WHAT YOU WILL DO:
Reproduce all the material exactly, minus any pictures it holds.

GIVEN DATA:
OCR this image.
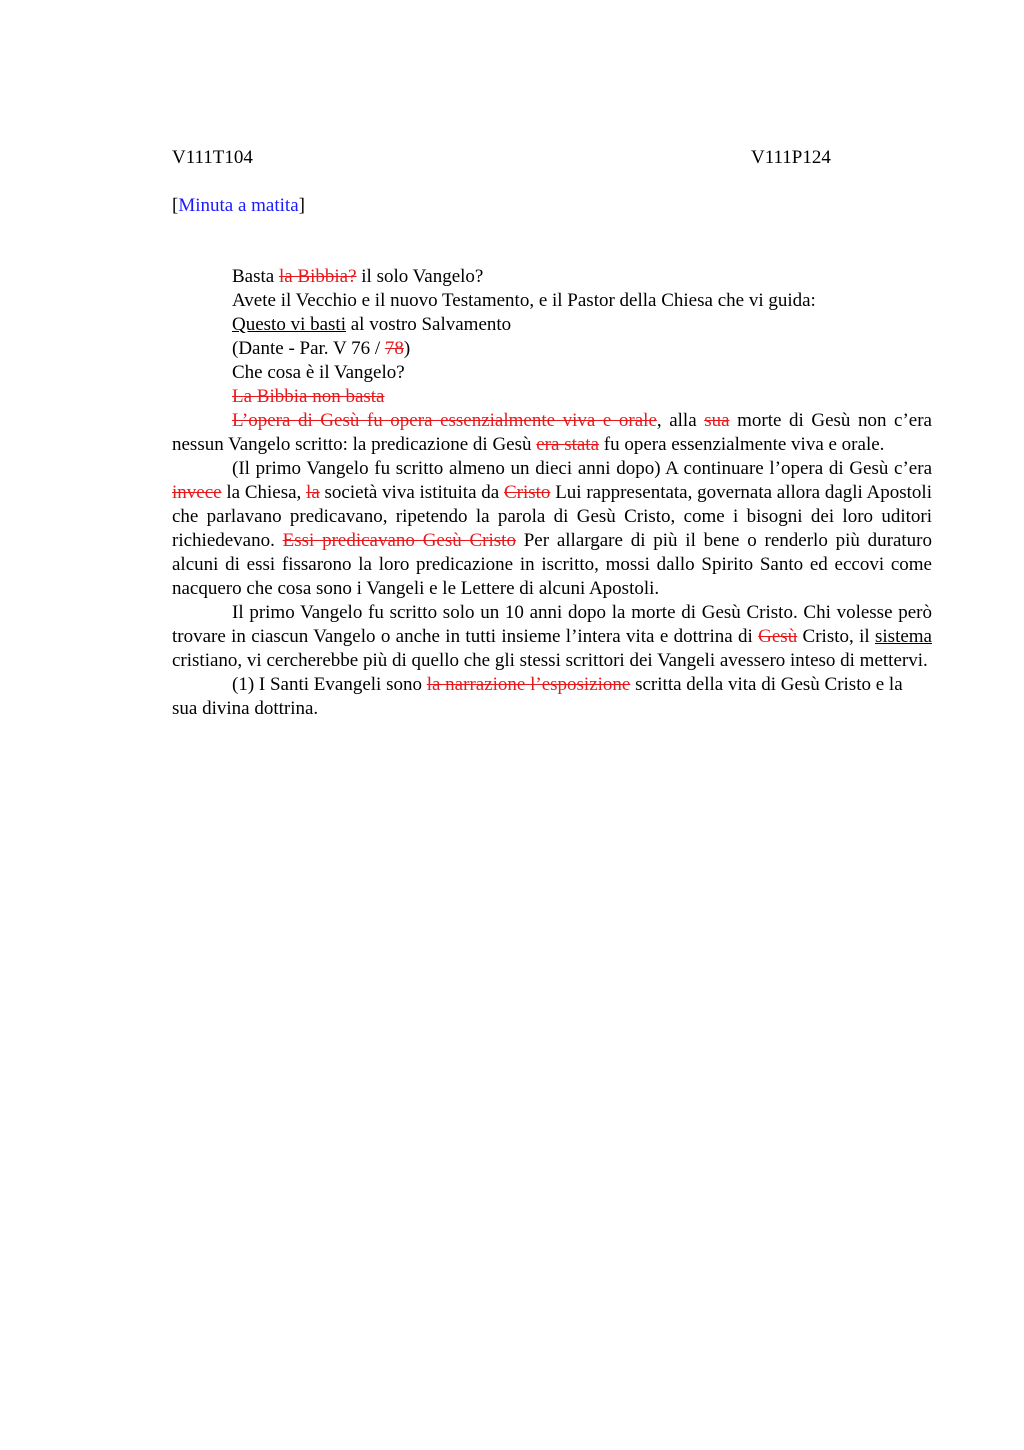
V111T104	V111P124
[Minuta a matita]
Basta la Bibbia? il solo Vangelo?
Avete il Vecchio e il nuovo Testamento, e il Pastor della Chiesa che vi guida:
Questo vi basti al vostro Salvamento
(Dante - Par. V 76 / 78)
Che cosa è il Vangelo?
La Bibbia non basta

L’opera di Gesù fu opera essenzialmente viva e orale, alla sua morte di Gesù non c’era nessun Vangelo scritto: la predicazione di Gesù era stata fu opera essenzialmente viva e orale.

(Il primo Vangelo fu scritto almeno un dieci anni dopo) A continuare l’opera di Gesù c’era invece la Chiesa, la società viva istituita da Cristo Lui rappresentata, governata allora dagli Apostoli che parlavano predicavano, ripetendo la parola di Gesù Cristo, come i bisogni dei loro uditori richiedevano. Essi predicavano Gesù Cristo Per allargare di più il bene o renderlo più duraturo alcuni di essi fissarono la loro predicazione in iscritto, mossi dallo Spirito Santo ed eccovi come nacquero che cosa sono i Vangeli e le Lettere di alcuni Apostoli.

Il primo Vangelo fu scritto solo un 10 anni dopo la morte di Gesù Cristo. Chi volesse però trovare in ciascun Vangelo o anche in tutti insieme l’intera vita e dottrina di Gesù Cristo, il sistema cristiano, vi cercherebbe più di quello che gli stessi scrittori dei Vangeli avessero inteso di mettervi.

(1) I Santi Evangeli sono la narrazione l’esposizione scritta della vita di Gesù Cristo e la sua divina dottrina.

RESULT OF THE EXERCISE:
OCR this image.
V111T104	V111P124
[Minuta a matita]
Basta la Bibbia? il solo Vangelo?
Avete il Vecchio e il nuovo Testamento, e il Pastor della Chiesa che vi guida:
Questo vi basti al vostro Salvamento
(Dante - Par. V 76 / 78)
Che cosa è il Vangelo?
La Bibbia non basta

L’opera di Gesù fu opera essenzialmente viva e orale, alla sua morte di Gesù non c’era nessun Vangelo scritto: la predicazione di Gesù era stata fu opera essenzialmente viva e orale.

(Il primo Vangelo fu scritto almeno un dieci anni dopo) A continuare l’opera di Gesù c’era invece la Chiesa, la società viva istituita da Cristo Lui rappresentata, governata allora dagli Apostoli che parlavano predicavano, ripetendo la parola di Gesù Cristo, come i bisogni dei loro uditori richiedevano. Essi predicavano Gesù Cristo Per allargare di più il bene o renderlo più duraturo alcuni di essi fissarono la loro predicazione in iscritto, mossi dallo Spirito Santo ed eccovi come nacquero che cosa sono i Vangeli e le Lettere di alcuni Apostoli.

Il primo Vangelo fu scritto solo un 10 anni dopo la morte di Gesù Cristo. Chi volesse però trovare in ciascun Vangelo o anche in tutti insieme l’intera vita e dottrina di Gesù Cristo, il sistema cristiano, vi cercherebbe più di quello che gli stessi scrittori dei Vangeli avessero inteso di mettervi.

(1) I Santi Evangeli sono la narrazione l’esposizione scritta della vita di Gesù Cristo e la sua divina dottrina.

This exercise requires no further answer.